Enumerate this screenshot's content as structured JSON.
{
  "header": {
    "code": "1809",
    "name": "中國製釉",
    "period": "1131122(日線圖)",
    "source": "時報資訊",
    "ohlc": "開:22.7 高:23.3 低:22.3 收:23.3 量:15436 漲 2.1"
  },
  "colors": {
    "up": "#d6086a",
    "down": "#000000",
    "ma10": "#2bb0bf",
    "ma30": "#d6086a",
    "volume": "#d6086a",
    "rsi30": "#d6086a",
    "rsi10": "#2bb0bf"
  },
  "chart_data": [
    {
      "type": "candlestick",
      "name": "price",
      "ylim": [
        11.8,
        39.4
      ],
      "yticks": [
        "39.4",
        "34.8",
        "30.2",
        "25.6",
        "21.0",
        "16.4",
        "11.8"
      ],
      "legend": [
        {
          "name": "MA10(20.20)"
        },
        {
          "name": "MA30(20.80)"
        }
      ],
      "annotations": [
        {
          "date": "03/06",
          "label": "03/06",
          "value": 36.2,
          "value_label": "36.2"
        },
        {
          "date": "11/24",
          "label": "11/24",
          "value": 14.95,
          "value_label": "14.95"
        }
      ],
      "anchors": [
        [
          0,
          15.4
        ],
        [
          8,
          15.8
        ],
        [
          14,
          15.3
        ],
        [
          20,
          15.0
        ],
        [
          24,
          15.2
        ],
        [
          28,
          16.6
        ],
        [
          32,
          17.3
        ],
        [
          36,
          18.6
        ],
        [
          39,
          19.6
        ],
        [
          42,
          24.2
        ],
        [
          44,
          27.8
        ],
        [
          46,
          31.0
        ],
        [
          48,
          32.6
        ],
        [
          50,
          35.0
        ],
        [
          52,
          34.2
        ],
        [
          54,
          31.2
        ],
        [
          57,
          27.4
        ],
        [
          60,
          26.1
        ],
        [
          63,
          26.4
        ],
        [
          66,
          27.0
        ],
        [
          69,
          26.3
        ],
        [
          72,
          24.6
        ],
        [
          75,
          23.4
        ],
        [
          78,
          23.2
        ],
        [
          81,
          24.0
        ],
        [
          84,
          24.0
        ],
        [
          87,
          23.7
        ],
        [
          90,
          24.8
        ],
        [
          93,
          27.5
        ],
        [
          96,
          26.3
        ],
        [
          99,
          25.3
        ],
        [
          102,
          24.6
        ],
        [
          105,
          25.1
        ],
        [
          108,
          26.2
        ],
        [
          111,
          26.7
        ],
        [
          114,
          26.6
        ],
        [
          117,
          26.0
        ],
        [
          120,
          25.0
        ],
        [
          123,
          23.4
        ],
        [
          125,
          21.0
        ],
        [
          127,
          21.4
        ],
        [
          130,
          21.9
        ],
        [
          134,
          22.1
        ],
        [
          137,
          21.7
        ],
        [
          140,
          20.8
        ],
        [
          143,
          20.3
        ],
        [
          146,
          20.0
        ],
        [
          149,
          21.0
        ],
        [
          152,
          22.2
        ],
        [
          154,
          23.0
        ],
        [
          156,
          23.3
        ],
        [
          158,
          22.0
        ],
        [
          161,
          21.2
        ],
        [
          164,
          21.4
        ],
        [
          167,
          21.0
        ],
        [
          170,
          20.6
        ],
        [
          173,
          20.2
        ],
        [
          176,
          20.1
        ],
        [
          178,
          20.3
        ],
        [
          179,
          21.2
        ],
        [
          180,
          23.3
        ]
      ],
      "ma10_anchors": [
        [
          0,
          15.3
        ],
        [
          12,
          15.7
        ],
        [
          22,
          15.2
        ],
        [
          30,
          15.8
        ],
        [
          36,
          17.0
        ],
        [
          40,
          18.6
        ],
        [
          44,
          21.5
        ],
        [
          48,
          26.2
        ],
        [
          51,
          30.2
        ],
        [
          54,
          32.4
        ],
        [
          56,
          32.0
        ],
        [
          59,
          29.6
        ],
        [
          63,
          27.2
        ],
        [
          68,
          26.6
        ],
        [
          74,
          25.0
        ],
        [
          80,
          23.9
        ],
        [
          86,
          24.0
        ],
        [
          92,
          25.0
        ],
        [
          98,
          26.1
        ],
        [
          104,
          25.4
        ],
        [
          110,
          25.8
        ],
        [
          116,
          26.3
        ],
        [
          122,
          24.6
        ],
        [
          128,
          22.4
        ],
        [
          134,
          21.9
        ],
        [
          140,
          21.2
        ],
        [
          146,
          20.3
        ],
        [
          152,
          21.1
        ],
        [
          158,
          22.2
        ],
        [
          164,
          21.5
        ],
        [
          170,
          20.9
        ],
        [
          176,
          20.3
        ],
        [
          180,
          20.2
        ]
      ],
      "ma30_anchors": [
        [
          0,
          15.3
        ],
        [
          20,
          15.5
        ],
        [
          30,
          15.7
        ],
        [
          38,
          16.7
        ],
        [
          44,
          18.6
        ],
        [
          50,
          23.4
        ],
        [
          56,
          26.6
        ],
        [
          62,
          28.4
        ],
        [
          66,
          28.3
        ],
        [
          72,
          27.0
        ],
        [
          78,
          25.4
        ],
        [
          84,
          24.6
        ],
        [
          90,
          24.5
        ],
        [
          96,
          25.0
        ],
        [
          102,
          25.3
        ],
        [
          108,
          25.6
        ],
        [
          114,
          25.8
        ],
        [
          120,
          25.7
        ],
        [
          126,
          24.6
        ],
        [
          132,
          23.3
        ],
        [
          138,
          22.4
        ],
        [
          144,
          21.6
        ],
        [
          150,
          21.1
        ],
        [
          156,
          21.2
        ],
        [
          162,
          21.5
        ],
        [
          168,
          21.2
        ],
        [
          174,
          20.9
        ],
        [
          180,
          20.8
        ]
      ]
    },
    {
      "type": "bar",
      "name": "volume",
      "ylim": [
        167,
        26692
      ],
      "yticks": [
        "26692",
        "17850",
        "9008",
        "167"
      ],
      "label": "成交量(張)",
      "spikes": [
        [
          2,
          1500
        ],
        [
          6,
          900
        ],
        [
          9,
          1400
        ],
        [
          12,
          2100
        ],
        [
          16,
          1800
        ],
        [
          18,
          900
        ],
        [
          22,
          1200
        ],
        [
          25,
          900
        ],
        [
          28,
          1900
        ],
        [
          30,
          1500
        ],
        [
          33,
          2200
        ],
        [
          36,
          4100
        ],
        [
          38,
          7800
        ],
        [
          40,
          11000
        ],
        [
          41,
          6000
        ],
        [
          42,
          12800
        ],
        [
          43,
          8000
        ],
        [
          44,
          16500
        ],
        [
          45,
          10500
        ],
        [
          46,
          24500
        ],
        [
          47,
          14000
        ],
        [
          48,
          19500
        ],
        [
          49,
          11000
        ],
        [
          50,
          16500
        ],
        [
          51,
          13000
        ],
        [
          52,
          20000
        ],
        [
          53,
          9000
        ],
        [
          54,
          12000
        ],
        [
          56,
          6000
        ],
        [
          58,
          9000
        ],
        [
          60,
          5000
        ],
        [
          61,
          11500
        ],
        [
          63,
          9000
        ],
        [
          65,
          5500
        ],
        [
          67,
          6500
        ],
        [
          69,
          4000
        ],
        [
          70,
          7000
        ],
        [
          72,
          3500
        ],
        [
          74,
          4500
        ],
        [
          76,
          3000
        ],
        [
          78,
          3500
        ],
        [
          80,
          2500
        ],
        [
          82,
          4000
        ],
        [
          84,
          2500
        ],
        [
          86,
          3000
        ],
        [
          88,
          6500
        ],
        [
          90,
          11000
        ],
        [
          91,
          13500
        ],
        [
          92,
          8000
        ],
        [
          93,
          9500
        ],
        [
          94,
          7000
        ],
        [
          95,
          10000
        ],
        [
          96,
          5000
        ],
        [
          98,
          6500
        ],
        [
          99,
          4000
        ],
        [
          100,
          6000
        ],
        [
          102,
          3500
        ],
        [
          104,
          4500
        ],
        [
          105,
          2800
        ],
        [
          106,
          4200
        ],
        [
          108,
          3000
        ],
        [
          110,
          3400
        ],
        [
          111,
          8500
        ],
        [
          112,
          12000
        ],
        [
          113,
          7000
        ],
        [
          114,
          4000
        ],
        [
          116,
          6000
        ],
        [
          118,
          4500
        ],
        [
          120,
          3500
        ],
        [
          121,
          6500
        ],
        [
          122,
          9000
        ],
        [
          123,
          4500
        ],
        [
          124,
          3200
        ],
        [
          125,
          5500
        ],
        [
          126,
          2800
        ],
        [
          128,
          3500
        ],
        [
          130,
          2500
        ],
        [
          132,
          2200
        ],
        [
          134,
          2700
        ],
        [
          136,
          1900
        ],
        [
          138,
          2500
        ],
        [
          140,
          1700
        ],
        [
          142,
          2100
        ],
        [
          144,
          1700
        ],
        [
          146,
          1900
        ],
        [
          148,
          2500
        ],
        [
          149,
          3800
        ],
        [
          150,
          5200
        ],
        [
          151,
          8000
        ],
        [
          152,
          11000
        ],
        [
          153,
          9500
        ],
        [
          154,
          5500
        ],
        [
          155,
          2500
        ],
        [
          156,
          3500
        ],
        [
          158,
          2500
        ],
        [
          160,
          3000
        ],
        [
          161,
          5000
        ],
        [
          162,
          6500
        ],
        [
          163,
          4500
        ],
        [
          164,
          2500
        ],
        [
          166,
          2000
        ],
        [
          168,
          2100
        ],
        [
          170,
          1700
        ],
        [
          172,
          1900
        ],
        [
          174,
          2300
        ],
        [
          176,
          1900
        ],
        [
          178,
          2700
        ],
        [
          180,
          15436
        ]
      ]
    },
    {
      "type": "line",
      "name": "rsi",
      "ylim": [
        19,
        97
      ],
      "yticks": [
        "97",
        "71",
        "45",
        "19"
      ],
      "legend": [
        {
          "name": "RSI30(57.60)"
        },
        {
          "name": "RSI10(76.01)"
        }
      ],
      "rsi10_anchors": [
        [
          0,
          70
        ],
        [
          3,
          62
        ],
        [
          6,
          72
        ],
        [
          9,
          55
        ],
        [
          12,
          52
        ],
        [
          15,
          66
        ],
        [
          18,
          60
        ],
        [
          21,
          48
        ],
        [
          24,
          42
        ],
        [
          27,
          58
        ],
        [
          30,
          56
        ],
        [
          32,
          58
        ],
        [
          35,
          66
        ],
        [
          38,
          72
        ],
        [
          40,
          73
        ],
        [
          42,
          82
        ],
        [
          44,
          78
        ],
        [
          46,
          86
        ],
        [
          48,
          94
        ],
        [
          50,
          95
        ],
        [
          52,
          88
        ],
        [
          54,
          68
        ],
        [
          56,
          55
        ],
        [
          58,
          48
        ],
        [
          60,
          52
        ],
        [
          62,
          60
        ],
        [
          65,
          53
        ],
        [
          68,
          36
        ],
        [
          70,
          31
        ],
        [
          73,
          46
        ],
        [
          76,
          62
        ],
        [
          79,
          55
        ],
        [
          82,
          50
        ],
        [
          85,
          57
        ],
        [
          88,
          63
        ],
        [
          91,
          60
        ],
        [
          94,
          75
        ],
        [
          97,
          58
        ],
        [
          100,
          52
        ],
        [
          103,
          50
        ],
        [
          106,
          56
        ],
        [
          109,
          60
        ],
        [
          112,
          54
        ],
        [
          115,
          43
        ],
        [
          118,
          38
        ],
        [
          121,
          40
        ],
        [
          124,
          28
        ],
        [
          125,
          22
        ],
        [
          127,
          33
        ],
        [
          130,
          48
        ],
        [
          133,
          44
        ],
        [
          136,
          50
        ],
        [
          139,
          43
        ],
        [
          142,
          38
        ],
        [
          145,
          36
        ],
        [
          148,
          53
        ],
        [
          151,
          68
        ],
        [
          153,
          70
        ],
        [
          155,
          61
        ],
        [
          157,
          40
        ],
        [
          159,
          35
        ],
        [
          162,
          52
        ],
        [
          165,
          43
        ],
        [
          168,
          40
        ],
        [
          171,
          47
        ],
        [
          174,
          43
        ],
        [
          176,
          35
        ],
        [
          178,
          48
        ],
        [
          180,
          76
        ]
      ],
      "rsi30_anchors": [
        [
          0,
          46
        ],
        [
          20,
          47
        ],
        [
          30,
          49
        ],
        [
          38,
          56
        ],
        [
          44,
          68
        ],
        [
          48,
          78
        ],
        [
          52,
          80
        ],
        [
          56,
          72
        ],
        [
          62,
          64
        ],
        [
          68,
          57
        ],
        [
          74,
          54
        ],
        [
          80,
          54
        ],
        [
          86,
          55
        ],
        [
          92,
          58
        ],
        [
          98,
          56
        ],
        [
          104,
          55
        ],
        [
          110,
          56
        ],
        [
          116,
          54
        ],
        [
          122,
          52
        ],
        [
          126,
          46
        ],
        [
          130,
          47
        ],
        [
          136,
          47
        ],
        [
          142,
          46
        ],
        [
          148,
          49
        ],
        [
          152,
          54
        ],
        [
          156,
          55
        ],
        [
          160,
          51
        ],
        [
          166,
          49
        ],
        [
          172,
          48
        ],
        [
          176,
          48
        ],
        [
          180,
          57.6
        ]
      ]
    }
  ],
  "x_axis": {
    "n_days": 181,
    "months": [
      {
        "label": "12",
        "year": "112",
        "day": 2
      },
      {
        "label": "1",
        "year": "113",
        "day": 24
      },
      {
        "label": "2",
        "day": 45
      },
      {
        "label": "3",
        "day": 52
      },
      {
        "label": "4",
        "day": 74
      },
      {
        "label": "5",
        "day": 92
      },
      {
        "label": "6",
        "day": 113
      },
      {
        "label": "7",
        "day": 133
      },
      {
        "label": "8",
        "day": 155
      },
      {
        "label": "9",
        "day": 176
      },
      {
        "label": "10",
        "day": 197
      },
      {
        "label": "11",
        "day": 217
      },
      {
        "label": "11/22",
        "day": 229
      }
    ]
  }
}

> Task objective
From the listing above, copy every line that includes the word "name".

> Answer to the task
    "name": "中國製釉",
      "name": "price",
          "name": "MA10(20.20)"
          "name": "MA30(20.80)"
      "name": "volume",
      "name": "rsi",
          "name": "RSI30(57.60)"
          "name": "RSI10(76.01)"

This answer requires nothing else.